Request
Restate every line of the material, word for word.

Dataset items

[BEGIN]

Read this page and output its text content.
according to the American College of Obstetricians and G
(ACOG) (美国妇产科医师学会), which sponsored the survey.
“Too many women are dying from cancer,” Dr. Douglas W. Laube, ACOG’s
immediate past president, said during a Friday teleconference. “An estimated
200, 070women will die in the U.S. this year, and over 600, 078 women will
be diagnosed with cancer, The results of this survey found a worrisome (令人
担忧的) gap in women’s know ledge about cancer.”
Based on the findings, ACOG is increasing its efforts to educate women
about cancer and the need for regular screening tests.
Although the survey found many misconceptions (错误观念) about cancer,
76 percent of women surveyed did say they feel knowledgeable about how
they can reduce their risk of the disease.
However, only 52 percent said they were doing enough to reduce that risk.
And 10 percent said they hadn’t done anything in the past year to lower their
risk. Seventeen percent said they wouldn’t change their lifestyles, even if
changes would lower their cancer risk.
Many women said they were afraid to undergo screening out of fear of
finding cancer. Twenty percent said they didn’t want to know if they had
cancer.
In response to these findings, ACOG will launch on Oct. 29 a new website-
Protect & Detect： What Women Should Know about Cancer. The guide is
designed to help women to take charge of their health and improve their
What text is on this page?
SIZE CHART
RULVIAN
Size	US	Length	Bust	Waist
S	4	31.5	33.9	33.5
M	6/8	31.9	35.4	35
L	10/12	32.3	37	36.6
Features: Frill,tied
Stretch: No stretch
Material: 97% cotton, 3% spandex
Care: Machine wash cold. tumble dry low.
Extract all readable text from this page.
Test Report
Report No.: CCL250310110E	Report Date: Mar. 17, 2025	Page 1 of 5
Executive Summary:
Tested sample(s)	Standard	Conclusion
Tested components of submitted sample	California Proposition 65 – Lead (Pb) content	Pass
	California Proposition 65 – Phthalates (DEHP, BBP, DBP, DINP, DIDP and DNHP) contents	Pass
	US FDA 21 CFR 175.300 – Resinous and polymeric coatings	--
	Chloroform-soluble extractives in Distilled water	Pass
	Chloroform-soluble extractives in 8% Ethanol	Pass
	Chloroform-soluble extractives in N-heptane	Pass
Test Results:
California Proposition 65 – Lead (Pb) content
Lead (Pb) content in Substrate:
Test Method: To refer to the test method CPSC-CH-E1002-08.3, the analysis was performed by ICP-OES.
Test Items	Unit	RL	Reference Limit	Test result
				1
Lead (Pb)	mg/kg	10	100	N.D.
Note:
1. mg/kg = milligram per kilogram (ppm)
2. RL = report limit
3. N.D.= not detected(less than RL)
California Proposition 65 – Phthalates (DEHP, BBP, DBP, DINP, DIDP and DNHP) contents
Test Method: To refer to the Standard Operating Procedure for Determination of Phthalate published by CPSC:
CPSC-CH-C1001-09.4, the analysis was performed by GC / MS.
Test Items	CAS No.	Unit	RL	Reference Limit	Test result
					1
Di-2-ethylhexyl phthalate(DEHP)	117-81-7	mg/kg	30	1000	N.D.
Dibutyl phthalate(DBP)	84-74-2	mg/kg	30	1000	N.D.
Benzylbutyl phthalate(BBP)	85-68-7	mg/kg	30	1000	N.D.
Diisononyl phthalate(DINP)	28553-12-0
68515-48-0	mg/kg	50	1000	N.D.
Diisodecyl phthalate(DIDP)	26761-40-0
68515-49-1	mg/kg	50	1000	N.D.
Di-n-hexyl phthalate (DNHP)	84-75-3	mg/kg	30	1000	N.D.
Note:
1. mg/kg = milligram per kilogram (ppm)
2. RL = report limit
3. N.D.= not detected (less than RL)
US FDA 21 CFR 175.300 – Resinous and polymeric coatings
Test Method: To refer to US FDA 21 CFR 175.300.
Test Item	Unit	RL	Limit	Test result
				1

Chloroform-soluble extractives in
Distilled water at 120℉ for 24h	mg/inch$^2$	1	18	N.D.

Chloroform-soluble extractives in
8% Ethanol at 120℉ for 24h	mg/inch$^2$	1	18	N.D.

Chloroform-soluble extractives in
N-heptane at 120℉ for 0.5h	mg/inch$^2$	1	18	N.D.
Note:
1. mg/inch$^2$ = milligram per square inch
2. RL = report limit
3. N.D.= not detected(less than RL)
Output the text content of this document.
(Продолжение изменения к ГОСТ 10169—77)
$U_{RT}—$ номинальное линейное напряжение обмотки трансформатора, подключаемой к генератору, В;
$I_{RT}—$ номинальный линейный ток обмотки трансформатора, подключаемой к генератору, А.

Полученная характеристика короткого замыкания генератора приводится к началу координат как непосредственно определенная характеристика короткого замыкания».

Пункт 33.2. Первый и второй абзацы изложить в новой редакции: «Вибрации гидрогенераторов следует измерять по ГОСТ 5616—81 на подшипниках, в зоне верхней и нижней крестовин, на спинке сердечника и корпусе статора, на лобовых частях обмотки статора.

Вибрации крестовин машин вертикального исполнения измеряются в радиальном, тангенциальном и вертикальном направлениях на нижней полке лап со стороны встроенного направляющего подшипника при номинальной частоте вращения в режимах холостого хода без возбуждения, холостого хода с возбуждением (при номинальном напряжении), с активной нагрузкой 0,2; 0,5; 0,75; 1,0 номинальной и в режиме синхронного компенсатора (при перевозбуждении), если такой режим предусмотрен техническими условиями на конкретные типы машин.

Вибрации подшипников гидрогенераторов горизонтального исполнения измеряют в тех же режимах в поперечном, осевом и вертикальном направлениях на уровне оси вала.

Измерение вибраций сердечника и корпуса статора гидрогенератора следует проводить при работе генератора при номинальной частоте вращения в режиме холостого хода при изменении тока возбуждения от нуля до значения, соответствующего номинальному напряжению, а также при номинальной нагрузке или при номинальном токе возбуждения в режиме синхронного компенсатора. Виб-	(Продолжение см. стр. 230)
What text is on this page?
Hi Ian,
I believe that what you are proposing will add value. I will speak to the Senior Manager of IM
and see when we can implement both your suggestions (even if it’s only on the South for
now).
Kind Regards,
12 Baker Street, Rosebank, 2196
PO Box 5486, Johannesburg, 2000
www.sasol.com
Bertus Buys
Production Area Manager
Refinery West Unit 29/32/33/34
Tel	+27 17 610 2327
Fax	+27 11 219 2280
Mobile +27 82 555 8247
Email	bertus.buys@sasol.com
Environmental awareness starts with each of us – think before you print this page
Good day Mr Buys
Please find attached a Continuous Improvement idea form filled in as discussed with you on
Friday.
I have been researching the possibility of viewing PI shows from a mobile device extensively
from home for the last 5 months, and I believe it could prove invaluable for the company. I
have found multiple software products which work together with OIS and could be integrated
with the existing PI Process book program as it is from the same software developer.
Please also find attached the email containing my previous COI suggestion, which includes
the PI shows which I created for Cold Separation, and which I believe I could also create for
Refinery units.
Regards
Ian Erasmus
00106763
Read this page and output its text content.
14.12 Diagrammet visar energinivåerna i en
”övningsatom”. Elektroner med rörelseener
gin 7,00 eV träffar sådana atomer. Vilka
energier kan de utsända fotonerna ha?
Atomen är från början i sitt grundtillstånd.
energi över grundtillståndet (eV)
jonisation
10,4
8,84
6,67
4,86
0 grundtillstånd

[END]

Response below
Read this page and output its text content.
according to the American College of Obstetricians and G
(ACOG) (美国妇产科医师学会), which sponsored the survey.
“Too many women are dying from cancer,” Dr. Douglas W. Laube, ACOG’s
immediate past president, said during a Friday teleconference. “An estimated
200, 070women will die in the U.S. this year, and over 600, 078 women will
be diagnosed with cancer, The results of this survey found a worrisome (令人
担忧的) gap in women’s know ledge about cancer.”
Based on the findings, ACOG is increasing its efforts to educate women
about cancer and the need for regular screening tests.
Although the survey found many misconceptions (错误观念) about cancer,
76 percent of women surveyed did say they feel knowledgeable about how
they can reduce their risk of the disease.
However, only 52 percent said they were doing enough to reduce that risk.
And 10 percent said they hadn’t done anything in the past year to lower their
risk. Seventeen percent said they wouldn’t change their lifestyles, even if
changes would lower their cancer risk.
Many women said they were afraid to undergo screening out of fear of
finding cancer. Twenty percent said they didn’t want to know if they had
cancer.
In response to these findings, ACOG will launch on Oct. 29 a new website-
Protect & Detect： What Women Should Know about Cancer. The guide is
designed to help women to take charge of their health and improve their
What text is on this page?
SIZE CHART
RULVIAN
Size	US	Length	Bust	Waist
S	4	31.5	33.9	33.5
M	6/8	31.9	35.4	35
L	10/12	32.3	37	36.6
Features: Frill,tied
Stretch: No stretch
Material: 97% cotton, 3% spandex
Care: Machine wash cold. tumble dry low.
Extract all readable text from this page.
Test Report
Report No.: CCL250310110E	Report Date: Mar. 17, 2025	Page 1 of 5
Executive Summary:
Tested sample(s)	Standard	Conclusion
Tested components of submitted sample	California Proposition 65 – Lead (Pb) content	Pass
	California Proposition 65 – Phthalates (DEHP, BBP, DBP, DINP, DIDP and DNHP) contents	Pass
	US FDA 21 CFR 175.300 – Resinous and polymeric coatings	--
	Chloroform-soluble extractives in Distilled water	Pass
	Chloroform-soluble extractives in 8% Ethanol	Pass
	Chloroform-soluble extractives in N-heptane	Pass
Test Results:
California Proposition 65 – Lead (Pb) content
Lead (Pb) content in Substrate:
Test Method: To refer to the test method CPSC-CH-E1002-08.3, the analysis was performed by ICP-OES.
Test Items	Unit	RL	Reference Limit	Test result
				1
Lead (Pb)	mg/kg	10	100	N.D.
Note:
1. mg/kg = milligram per kilogram (ppm)
2. RL = report limit
3. N.D.= not detected(less than RL)
California Proposition 65 – Phthalates (DEHP, BBP, DBP, DINP, DIDP and DNHP) contents
Test Method: To refer to the Standard Operating Procedure for Determination of Phthalate published by CPSC:
CPSC-CH-C1001-09.4, the analysis was performed by GC / MS.
Test Items	CAS No.	Unit	RL	Reference Limit	Test result
					1
Di-2-ethylhexyl phthalate(DEHP)	117-81-7	mg/kg	30	1000	N.D.
Dibutyl phthalate(DBP)	84-74-2	mg/kg	30	1000	N.D.
Benzylbutyl phthalate(BBP)	85-68-7	mg/kg	30	1000	N.D.
Diisononyl phthalate(DINP)	28553-12-0
68515-48-0	mg/kg	50	1000	N.D.
Diisodecyl phthalate(DIDP)	26761-40-0
68515-49-1	mg/kg	50	1000	N.D.
Di-n-hexyl phthalate (DNHP)	84-75-3	mg/kg	30	1000	N.D.
Note:
1. mg/kg = milligram per kilogram (ppm)
2. RL = report limit
3. N.D.= not detected (less than RL)
US FDA 21 CFR 175.300 – Resinous and polymeric coatings
Test Method: To refer to US FDA 21 CFR 175.300.
Test Item	Unit	RL	Limit	Test result
				1

Chloroform-soluble extractives in
Distilled water at 120℉ for 24h	mg/inch$^2$	1	18	N.D.

Chloroform-soluble extractives in
8% Ethanol at 120℉ for 24h	mg/inch$^2$	1	18	N.D.

Chloroform-soluble extractives in
N-heptane at 120℉ for 0.5h	mg/inch$^2$	1	18	N.D.
Note:
1. mg/inch$^2$ = milligram per square inch
2. RL = report limit
3. N.D.= not detected(less than RL)
Output the text content of this document.
(Продолжение изменения к ГОСТ 10169—77)
$U_{RT}—$ номинальное линейное напряжение обмотки трансформатора, подключаемой к генератору, В;
$I_{RT}—$ номинальный линейный ток обмотки трансформатора, подключаемой к генератору, А.

Полученная характеристика короткого замыкания генератора приводится к началу координат как непосредственно определенная характеристика короткого замыкания».

Пункт 33.2. Первый и второй абзацы изложить в новой редакции: «Вибрации гидрогенераторов следует измерять по ГОСТ 5616—81 на подшипниках, в зоне верхней и нижней крестовин, на спинке сердечника и корпусе статора, на лобовых частях обмотки статора.

Вибрации крестовин машин вертикального исполнения измеряются в радиальном, тангенциальном и вертикальном направлениях на нижней полке лап со стороны встроенного направляющего подшипника при номинальной частоте вращения в режимах холостого хода без возбуждения, холостого хода с возбуждением (при номинальном напряжении), с активной нагрузкой 0,2; 0,5; 0,75; 1,0 номинальной и в режиме синхронного компенсатора (при перевозбуждении), если такой режим предусмотрен техническими условиями на конкретные типы машин.

Вибрации подшипников гидрогенераторов горизонтального исполнения измеряют в тех же режимах в поперечном, осевом и вертикальном направлениях на уровне оси вала.

Измерение вибраций сердечника и корпуса статора гидрогенератора следует проводить при работе генератора при номинальной частоте вращения в режиме холостого хода при изменении тока возбуждения от нуля до значения, соответствующего номинальному напряжению, а также при номинальной нагрузке или при номинальном токе возбуждения в режиме синхронного компенсатора. Виб-	(Продолжение см. стр. 230)
What text is on this page?
Hi Ian,
I believe that what you are proposing will add value. I will speak to the Senior Manager of IM
and see when we can implement both your suggestions (even if it’s only on the South for
now).
Kind Regards,
12 Baker Street, Rosebank, 2196
PO Box 5486, Johannesburg, 2000
www.sasol.com
Bertus Buys
Production Area Manager
Refinery West Unit 29/32/33/34
Tel	+27 17 610 2327
Fax	+27 11 219 2280
Mobile +27 82 555 8247
Email	bertus.buys@sasol.com
Environmental awareness starts with each of us – think before you print this page
Good day Mr Buys
Please find attached a Continuous Improvement idea form filled in as discussed with you on
Friday.
I have been researching the possibility of viewing PI shows from a mobile device extensively
from home for the last 5 months, and I believe it could prove invaluable for the company. I
have found multiple software products which work together with OIS and could be integrated
with the existing PI Process book program as it is from the same software developer.
Please also find attached the email containing my previous COI suggestion, which includes
the PI shows which I created for Cold Separation, and which I believe I could also create for
Refinery units.
Regards
Ian Erasmus
00106763
Read this page and output its text content.
14.12 Diagrammet visar energinivåerna i en
”övningsatom”. Elektroner med rörelseener
gin 7,00 eV träffar sådana atomer. Vilka
energier kan de utsända fotonerna ha?
Atomen är från början i sitt grundtillstånd.
energi över grundtillståndet (eV)
jonisation
10,4
8,84
6,67
4,86
0 grundtillstånd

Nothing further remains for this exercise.